Material shown:
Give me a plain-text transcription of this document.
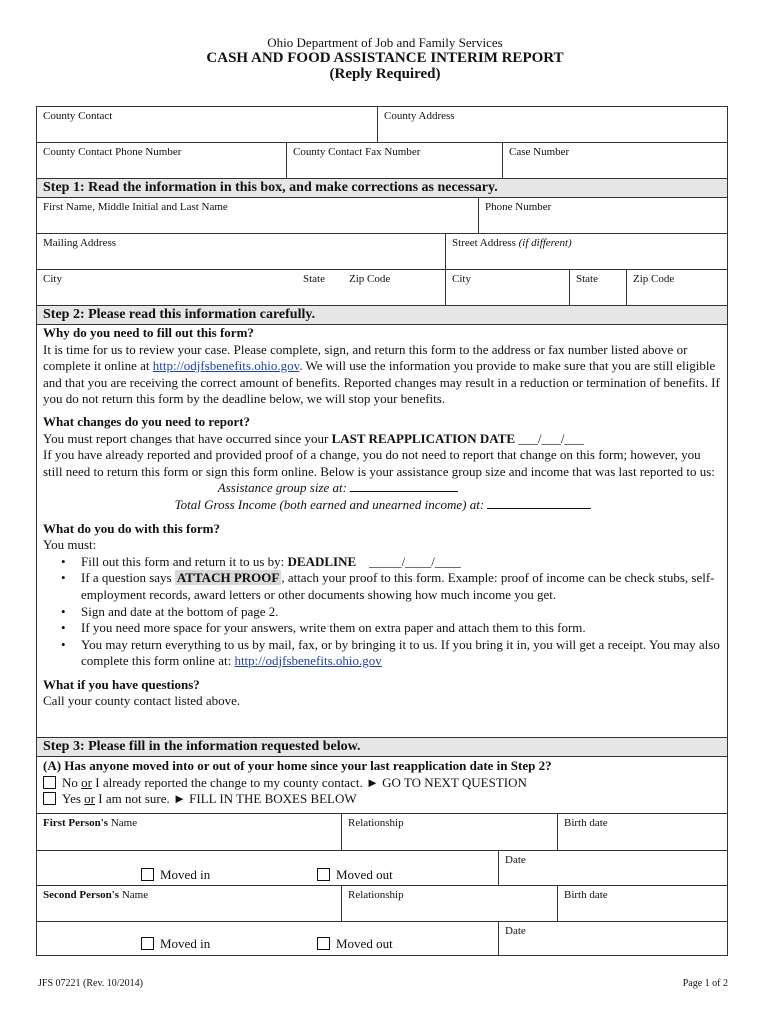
Ohio Department of Job and Family Services
CASH AND FOOD ASSISTANCE INTERIM REPORT
(Reply Required)
County Contact	County Address
County Contact Phone Number	County Contact Fax Number	Case Number
Step 1: Read the information in this box, and make corrections as necessary.
First Name, Middle Initial and Last Name	Phone Number
Mailing Address	Street Address (if different)
City	State Zip Code	City	State	Zip Code
Step 2: Please read this information carefully.
Why do you need to fill out this form?
It is time for us to review your case. Please complete, sign, and return this form to the address or fax number listed above or complete it online at http://odjfsbenefits.ohio.gov. We will use the information you provide to make sure that you are still eligible and that you are receiving the correct amount of benefits. Reported changes may result in a reduction or termination of benefits. If you do not return this form by the deadline below, we will stop your benefits.
What changes do you need to report?
You must report changes that have occurred since your LAST REAPPLICATION DATE ___/___/___
If you have already reported and provided proof of a change, you do not need to report that change on this form; however, you still need to return this form or sign this form online. Below is your assistance group size and income that was last reported to us:
Assistance group size at:
Total Gross Income (both earned and unearned income) at:
What do you do with this form?
You must:
• Fill out this form and return it to us by: DEADLINE _____/____/____
• If a question says ATTACH PROOF , attach your proof to this form. Example: proof of income can be check stubs, self-employment records, award letters or other documents showing how much income you get.
• Sign and date at the bottom of page 2.
• If you need more space for your answers, write them on extra paper and attach them to this form.
• You may return everything to us by mail, fax, or by bringing it to us. If you bring it in, you will get a receipt. You may also complete this form online at: http://odjfsbenefits.ohio.gov
What if you have questions?
Call your county contact listed above.
Step 3: Please fill in the information requested below.
(A) Has anyone moved into or out of your home since your last reapplication date in Step 2?
No or I already reported the change to my county contact. ► GO TO NEXT QUESTION
Yes or I am not sure. ► FILL IN THE BOXES BELOW
First Person's Name	Relationship	Birth date
Moved in	Moved out
Date
Second Person's Name	Relationship	Birth date
Moved in	Moved out
Date
JFS 07221 (Rev. 10/2014)	Page 1 of 2
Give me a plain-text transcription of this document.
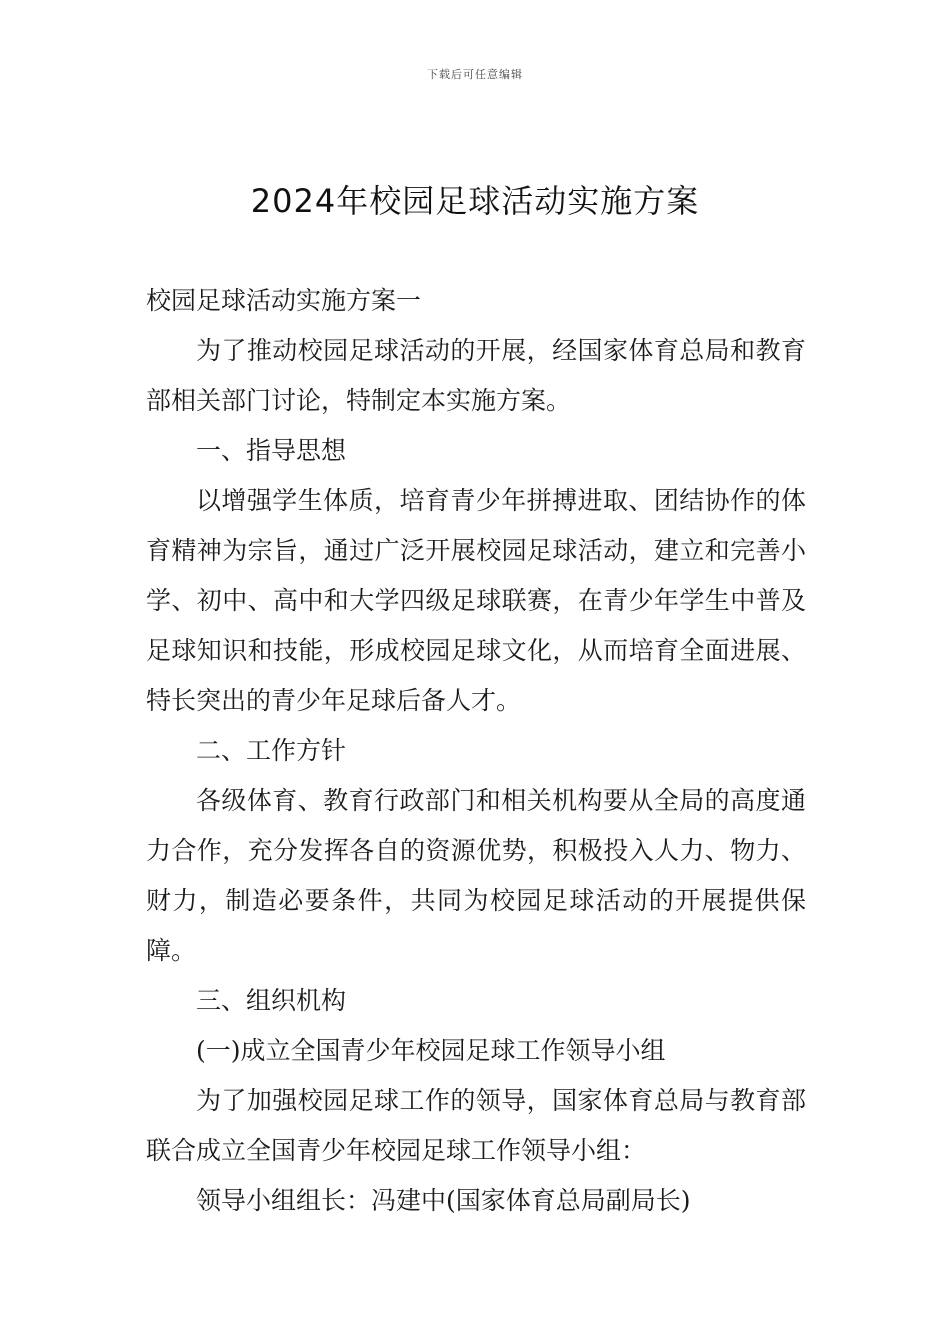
下载后可任意编辑
2024年校园足球活动实施方案

校园足球活动实施方案一

为了推动校园足球活动的开展，经国家体育总局和教育部相关部门讨论，特制定本实施方案。

一、指导思想

以增强学生体质，培育青少年拼搏进取、团结协作的体育精神为宗旨，通过广泛开展校园足球活动，建立和完善小学、初中、高中和大学四级足球联赛，在青少年学生中普及足球知识和技能，形成校园足球文化，从而培育全面进展、特长突出的青少年足球后备人才。

二、工作方针

各级体育、教育行政部门和相关机构要从全局的高度通力合作，充分发挥各自的资源优势，积极投入人力、物力、财力，制造必要条件，共同为校园足球活动的开展提供保障。

三、组织机构

(一)成立全国青少年校园足球工作领导小组

为了加强校园足球工作的领导，国家体育总局与教育部联合成立全国青少年校园足球工作领导小组：

领导小组组长：冯建中(国家体育总局副局长)
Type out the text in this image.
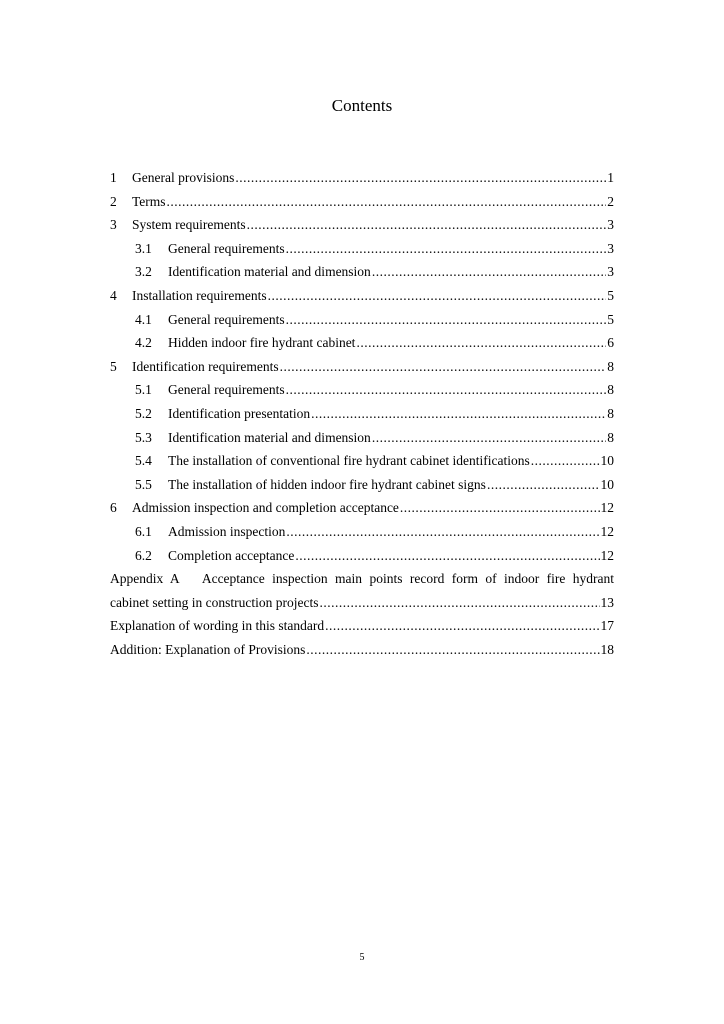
Contents
1	General provisions .....	1
2	Terms .....	2
3	System requirements .....	3
3.1	General requirements .....	3
3.2	Identification material and dimension .....	3
4	Installation requirements .....	5
4.1	General requirements .....	5
4.2	Hidden indoor fire hydrant cabinet .....	6
5	Identification requirements .....	8
5.1	General requirements .....	8
5.2	Identification presentation .....	8
5.3	Identification material and dimension .....	8
5.4	The installation of conventional fire hydrant cabinet identifications .....	10
5.5	The installation of hidden indoor fire hydrant cabinet signs .....	10
6	Admission inspection and completion acceptance .....	12
6.1	Admission inspection .....	12
6.2	Completion acceptance .....	12
Appendix A   Acceptance inspection main points record form of indoor fire hydrant
cabinet setting in construction projects .....	13
Explanation of wording in this standard .....	17
Addition: Explanation of Provisions .....	18
5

What the exercise asks: Copy and report every line where the word "must" is present.

Result:
You must report changes that have occurred since your LAST REAPPLICATION DATE ___/___/___
You must:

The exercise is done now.